• WRITTEN INSTRUCTION
All entries below are to be set down again, identical to the source.

(Items listed in a dataset)
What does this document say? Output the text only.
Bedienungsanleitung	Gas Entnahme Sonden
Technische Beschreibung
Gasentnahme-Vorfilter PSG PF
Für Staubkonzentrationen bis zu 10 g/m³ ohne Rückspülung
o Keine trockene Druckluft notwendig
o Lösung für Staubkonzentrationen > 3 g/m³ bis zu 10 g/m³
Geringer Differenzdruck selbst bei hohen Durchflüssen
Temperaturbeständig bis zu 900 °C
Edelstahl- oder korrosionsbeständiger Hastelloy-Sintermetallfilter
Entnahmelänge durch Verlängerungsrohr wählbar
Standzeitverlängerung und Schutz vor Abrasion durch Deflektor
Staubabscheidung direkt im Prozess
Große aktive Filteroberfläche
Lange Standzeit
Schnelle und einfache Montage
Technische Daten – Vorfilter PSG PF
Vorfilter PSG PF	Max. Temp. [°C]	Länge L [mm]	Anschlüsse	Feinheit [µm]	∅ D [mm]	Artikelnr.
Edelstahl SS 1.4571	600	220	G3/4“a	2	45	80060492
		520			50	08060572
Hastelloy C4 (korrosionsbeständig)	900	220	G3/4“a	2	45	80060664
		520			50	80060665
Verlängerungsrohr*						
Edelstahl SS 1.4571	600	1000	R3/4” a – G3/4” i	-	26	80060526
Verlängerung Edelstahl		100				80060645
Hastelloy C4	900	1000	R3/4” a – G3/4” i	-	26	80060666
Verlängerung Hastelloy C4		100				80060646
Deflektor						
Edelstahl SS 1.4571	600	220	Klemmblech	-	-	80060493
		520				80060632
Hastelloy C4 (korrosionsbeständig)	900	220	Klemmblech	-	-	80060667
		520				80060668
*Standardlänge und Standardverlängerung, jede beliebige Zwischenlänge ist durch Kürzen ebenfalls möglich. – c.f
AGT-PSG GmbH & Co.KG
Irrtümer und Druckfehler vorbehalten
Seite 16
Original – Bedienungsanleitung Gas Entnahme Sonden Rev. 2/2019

• RESULT FOR THIS EXERCISE
What does this document say? Output the text only.
Bedienungsanleitung	Gas Entnahme Sonden
Technische Beschreibung
Gasentnahme-Vorfilter PSG PF
Für Staubkonzentrationen bis zu 10 g/m³ ohne Rückspülung
o Keine trockene Druckluft notwendig
o Lösung für Staubkonzentrationen > 3 g/m³ bis zu 10 g/m³
Geringer Differenzdruck selbst bei hohen Durchflüssen
Temperaturbeständig bis zu 900 °C
Edelstahl- oder korrosionsbeständiger Hastelloy-Sintermetallfilter
Entnahmelänge durch Verlängerungsrohr wählbar
Standzeitverlängerung und Schutz vor Abrasion durch Deflektor
Staubabscheidung direkt im Prozess
Große aktive Filteroberfläche
Lange Standzeit
Schnelle und einfache Montage
Technische Daten – Vorfilter PSG PF
Vorfilter PSG PF	Max. Temp. [°C]	Länge L [mm]	Anschlüsse	Feinheit [µm]	∅ D [mm]	Artikelnr.
Edelstahl SS 1.4571	600	220	G3/4“a	2	45	80060492
		520			50	08060572
Hastelloy C4 (korrosionsbeständig)	900	220	G3/4“a	2	45	80060664
		520			50	80060665
Verlängerungsrohr*						
Edelstahl SS 1.4571	600	1000	R3/4” a – G3/4” i	-	26	80060526
Verlängerung Edelstahl		100				80060645
Hastelloy C4	900	1000	R3/4” a – G3/4” i	-	26	80060666
Verlängerung Hastelloy C4		100				80060646
Deflektor						
Edelstahl SS 1.4571	600	220	Klemmblech	-	-	80060493
		520				80060632
Hastelloy C4 (korrosionsbeständig)	900	220	Klemmblech	-	-	80060667
		520				80060668
*Standardlänge und Standardverlängerung, jede beliebige Zwischenlänge ist durch Kürzen ebenfalls möglich. – c.f
AGT-PSG GmbH & Co.KG
Irrtümer und Druckfehler vorbehalten
Seite 16
Original – Bedienungsanleitung Gas Entnahme Sonden Rev. 2/2019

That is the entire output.